Stored records »
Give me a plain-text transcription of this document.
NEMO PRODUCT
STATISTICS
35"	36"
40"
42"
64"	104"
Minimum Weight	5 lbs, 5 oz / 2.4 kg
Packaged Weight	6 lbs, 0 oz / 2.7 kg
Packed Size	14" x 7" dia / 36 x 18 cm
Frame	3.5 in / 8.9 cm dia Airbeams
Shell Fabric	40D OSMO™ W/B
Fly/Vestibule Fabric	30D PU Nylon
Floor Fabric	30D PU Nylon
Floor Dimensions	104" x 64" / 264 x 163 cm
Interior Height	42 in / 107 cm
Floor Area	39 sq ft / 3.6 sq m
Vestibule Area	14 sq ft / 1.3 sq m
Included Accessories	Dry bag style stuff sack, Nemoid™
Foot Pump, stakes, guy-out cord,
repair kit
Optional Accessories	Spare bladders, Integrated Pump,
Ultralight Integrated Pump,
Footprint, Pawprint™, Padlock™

Exercise aim » Copy every line of the listing that includes the string "Pump".

Reply to the task »
Foot Pump, stakes, guy-out cord,
Optional Accessories	Spare bladders, Integrated Pump,
Ultralight Integrated Pump,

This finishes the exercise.